═══ 提示文

人工衛星の残骸がスペースシャトルに衝突する事故が発生し、苦闘する宇宙飛行士を描いた。現実には起きていない映画のような大規模事故の未然防止を目指し、欧米に先駆け日本が宇宙空間の掃除のための実証実験を行う。

宇宙航空研究開発機構(JAXA)は、国内最大の漁網メーカーの日東製網と共同で開発を進めていた宇宙ゴミ(デブリ)除去技術を確立する実証実験に近く乗り出す。日本の伝統と最新技術の組み合わせで解決を図る壮大な長期計画だ。

デブリの正体は、役割を終えたり故障したりした人工衛星やロケット、またそれらの爆発や衝突などで発生した破片など。「実害は既に出ている」と、JAXAの研究開発部門で同実験に取り組む井上浩一チーム長はブルームバーグとのインタビューで指摘する。

秒速7キロ超のスピード

JAXAの研究によると、地球の周回軌道上で地上から追跡されている10センチ以上のデブリは約2万個、1センチ以上は50万から70万個ある。高度の低い軌道では秒速7キロ以上と猛烈なスピードで移動し、約90分で地球を1周する。人工衛星や宇宙ステーションに衝突すると大きな被害が生じる恐れがある。

地球上からデブリの軌道を予測するなど「宇宙ステーションはデブリを回避する運用が行われていて、その間はクルーを含め退避する必要があり、貴重な時間を浪費している」と井上氏は話す。

世界的にデブリ対策で何らかの対応が必要だとのコンセンサスがあり、「軌道上に存在している大型デブリ除去が必要だ」と説明した。09年にはイリジウム衛星への衝突など、実際の事例も発生している。

JAXAでは低コストで効率よくデブリを除去するため、比較的大きなデブリの高度を下げて周回する軌道上から外し、大気圏に突入させ、燃え尽きるシステムを研究している。その役割を託されたのが、日東製網が開発したテザーと呼ばれる電気を通すひも。アルミとステンレスなどの素材で編み上げられており、電流が発生する構造だ。

══════
═══ 出典情報

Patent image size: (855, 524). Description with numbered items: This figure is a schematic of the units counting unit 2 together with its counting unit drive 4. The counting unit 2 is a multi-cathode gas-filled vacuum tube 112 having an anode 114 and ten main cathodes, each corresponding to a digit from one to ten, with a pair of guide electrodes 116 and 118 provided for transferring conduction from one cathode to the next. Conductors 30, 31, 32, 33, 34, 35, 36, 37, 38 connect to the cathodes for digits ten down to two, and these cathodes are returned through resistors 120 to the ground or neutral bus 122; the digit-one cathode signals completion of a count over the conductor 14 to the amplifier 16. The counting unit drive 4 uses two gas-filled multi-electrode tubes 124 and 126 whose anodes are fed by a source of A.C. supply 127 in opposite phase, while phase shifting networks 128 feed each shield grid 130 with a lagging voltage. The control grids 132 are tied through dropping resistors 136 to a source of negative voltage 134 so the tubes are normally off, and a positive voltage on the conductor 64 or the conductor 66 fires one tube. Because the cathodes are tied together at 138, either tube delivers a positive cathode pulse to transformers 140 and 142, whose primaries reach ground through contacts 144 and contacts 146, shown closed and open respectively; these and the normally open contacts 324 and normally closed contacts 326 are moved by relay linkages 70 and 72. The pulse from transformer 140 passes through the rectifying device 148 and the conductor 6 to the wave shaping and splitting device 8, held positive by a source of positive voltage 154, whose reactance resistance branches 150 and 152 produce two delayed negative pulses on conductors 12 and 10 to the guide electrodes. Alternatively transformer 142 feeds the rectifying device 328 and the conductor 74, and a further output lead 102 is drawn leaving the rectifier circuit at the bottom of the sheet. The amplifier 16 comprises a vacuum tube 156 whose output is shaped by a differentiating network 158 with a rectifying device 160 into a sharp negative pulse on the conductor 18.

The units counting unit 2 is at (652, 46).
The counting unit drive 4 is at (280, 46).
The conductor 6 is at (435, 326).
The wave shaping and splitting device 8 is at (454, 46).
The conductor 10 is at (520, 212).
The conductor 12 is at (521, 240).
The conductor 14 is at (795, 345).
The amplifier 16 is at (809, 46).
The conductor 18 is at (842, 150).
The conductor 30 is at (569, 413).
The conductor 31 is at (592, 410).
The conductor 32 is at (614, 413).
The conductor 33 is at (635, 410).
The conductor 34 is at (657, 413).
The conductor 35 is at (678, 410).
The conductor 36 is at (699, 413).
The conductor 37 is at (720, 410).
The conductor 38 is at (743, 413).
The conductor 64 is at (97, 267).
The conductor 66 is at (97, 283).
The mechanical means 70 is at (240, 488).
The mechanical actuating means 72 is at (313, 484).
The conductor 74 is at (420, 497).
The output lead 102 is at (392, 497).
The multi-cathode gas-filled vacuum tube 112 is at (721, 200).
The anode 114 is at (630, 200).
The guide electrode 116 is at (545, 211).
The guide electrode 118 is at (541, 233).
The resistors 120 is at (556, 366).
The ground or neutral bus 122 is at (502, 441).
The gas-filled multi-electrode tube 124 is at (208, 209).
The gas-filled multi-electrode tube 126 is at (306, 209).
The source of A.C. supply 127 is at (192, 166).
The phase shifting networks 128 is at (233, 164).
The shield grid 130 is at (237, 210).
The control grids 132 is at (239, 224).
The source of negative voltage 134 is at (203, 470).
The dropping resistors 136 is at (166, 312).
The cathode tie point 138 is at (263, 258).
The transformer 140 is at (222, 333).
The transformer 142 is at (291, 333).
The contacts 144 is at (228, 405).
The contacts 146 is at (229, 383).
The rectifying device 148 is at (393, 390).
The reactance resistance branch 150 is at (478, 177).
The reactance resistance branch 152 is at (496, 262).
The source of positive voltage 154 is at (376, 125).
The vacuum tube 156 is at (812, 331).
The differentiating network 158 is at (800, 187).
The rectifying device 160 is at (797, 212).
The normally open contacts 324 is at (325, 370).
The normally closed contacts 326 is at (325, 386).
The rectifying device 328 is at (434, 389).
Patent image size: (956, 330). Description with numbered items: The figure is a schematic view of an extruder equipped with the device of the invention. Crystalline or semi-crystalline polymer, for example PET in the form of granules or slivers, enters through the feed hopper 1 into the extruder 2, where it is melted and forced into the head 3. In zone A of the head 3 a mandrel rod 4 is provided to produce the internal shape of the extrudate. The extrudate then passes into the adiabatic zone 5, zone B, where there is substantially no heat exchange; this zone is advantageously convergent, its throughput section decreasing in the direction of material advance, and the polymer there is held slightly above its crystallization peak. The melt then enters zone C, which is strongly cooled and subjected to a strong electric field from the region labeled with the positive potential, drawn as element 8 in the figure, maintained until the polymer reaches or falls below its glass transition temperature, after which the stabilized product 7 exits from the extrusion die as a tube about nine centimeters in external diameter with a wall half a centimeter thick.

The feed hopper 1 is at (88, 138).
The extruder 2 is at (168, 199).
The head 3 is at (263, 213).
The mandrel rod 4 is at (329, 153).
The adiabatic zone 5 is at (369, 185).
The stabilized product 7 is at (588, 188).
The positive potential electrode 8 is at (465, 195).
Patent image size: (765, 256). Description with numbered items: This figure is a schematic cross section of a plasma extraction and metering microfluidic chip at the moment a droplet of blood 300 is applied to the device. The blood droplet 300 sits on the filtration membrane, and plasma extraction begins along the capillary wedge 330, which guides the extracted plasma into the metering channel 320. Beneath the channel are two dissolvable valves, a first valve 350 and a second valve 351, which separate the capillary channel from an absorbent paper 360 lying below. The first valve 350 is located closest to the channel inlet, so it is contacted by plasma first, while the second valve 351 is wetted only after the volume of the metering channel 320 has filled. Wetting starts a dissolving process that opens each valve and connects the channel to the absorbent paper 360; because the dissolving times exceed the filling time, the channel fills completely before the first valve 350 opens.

══════

## 課題の目的
次の(a)〜(c)は提示文の内容と一致しますか。それぞれ「はい」か「いいえ」で答え、判断の決め手となる提示文の語句を引用してください。
(a) 地上から追跡されている10センチ以上のデブリは約2万個ある。
(b) テザーはJAXAが単独で開発したものである。
(c) 高度の低い軌道のデブリは約90分で地球を1周する。

## 記述回答
(a) はい。「地上から追跡されている10センチ以上のデブリは約2万個」
(b) いいえ。「日東製網が開発したテザーと呼ばれる電気を通すひも」
(c) はい。「約90分で地球を1周する」